▸ **Instructions to follow**: Write the count of lines that contain the word "kính" and nothing else.

▸ **Saved entries**:
○ ○ ○ ○ ○ ○ ○

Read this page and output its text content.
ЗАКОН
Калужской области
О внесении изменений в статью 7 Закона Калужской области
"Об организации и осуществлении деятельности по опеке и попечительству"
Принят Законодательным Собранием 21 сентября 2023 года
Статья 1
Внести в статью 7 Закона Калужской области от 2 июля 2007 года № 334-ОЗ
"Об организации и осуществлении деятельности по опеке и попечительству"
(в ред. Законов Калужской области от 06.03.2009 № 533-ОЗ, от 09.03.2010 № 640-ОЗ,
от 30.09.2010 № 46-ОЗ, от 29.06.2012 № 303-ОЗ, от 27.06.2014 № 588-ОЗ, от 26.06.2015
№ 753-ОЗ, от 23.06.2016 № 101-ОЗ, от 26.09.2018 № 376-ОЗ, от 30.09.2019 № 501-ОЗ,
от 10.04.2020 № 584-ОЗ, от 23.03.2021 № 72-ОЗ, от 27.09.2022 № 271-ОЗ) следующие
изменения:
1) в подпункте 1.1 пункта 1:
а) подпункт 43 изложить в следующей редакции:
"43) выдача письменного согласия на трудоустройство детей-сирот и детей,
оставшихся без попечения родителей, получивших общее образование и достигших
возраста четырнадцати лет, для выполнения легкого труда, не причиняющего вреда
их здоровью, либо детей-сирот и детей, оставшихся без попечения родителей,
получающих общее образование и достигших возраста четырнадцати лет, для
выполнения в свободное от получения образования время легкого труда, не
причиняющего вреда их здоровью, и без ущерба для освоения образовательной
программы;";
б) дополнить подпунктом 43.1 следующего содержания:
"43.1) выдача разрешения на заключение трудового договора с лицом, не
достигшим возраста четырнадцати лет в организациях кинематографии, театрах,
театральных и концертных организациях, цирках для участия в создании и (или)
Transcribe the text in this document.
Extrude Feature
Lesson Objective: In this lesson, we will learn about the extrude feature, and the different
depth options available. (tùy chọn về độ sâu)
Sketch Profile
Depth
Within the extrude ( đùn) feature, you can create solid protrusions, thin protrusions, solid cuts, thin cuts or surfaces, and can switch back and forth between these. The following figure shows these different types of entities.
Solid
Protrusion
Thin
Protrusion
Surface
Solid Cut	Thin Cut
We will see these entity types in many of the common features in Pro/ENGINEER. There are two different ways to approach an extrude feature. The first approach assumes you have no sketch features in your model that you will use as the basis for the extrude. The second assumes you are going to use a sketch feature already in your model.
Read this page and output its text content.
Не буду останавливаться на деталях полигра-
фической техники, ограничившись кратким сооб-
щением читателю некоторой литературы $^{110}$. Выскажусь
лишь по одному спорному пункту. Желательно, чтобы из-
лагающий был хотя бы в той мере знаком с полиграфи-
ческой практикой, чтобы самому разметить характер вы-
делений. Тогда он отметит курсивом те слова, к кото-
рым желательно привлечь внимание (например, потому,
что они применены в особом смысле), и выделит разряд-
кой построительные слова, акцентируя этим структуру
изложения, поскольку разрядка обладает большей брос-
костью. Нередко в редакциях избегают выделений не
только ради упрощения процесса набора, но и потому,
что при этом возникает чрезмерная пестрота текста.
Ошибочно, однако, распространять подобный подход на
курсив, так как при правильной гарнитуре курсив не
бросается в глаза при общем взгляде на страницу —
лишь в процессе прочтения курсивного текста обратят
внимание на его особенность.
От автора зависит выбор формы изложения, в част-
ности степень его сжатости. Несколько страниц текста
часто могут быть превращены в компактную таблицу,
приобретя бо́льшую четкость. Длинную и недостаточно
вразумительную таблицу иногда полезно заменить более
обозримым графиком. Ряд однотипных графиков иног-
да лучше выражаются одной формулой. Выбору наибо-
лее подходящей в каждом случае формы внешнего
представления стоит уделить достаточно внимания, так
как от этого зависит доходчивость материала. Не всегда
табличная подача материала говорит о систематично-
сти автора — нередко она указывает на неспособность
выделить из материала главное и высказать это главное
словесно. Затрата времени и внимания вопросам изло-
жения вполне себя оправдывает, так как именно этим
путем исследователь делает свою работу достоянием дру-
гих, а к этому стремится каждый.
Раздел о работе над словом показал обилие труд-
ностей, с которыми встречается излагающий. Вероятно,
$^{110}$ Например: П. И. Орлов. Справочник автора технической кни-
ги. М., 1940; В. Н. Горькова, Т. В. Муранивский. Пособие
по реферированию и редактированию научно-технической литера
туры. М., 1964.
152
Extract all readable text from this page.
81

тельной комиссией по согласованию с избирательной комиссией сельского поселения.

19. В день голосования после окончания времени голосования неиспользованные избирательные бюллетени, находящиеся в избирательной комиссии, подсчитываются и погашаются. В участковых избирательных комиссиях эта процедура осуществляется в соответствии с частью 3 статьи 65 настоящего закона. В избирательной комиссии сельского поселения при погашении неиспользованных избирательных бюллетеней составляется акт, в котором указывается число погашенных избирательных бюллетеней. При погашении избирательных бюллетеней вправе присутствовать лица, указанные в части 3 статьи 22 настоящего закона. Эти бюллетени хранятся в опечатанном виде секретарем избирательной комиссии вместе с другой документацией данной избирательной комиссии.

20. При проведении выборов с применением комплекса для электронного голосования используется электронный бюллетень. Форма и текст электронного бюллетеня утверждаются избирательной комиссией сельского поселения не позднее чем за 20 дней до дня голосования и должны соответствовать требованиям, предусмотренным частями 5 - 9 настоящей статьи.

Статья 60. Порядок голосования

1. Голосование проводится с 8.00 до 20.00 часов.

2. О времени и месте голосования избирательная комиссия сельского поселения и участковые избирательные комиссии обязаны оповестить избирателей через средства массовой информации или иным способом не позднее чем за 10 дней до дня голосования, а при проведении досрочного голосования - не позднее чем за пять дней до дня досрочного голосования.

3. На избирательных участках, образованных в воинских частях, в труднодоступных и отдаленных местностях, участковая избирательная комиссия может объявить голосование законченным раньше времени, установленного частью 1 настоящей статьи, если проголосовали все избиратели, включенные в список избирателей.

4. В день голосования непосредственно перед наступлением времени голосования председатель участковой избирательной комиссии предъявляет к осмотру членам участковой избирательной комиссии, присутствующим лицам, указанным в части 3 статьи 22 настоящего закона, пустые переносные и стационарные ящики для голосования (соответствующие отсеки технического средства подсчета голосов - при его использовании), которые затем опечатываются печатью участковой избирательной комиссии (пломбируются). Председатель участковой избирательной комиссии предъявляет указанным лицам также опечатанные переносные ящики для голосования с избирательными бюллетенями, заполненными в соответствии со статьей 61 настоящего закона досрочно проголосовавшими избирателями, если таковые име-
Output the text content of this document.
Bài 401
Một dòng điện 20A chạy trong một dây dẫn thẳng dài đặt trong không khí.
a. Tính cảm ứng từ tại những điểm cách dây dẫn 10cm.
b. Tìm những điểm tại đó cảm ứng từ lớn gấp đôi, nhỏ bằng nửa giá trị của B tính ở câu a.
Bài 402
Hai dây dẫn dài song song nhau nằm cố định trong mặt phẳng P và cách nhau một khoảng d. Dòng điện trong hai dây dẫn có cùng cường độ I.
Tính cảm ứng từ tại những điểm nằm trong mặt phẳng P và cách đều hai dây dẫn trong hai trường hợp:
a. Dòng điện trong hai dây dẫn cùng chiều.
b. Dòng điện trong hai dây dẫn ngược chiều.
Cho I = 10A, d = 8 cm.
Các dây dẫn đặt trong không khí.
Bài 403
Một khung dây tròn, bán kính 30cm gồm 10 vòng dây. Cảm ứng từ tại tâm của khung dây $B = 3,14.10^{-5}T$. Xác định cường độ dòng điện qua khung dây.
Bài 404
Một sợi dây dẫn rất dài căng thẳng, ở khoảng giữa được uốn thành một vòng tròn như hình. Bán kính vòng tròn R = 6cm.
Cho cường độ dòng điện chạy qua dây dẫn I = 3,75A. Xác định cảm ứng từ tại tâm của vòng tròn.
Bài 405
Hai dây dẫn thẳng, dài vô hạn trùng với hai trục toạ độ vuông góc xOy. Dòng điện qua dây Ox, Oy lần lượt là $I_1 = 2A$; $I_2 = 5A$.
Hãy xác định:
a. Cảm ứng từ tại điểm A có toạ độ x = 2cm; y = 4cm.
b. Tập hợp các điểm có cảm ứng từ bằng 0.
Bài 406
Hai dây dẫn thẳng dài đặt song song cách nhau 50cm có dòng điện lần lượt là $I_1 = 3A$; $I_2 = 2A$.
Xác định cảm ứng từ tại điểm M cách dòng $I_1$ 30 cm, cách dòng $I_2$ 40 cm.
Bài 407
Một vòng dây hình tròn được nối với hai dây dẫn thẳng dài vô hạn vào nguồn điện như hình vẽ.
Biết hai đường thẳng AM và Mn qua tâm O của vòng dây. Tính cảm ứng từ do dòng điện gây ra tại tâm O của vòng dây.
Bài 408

○ ○ ○ ○ ○ ○ ○

▸ **Finished task**: 2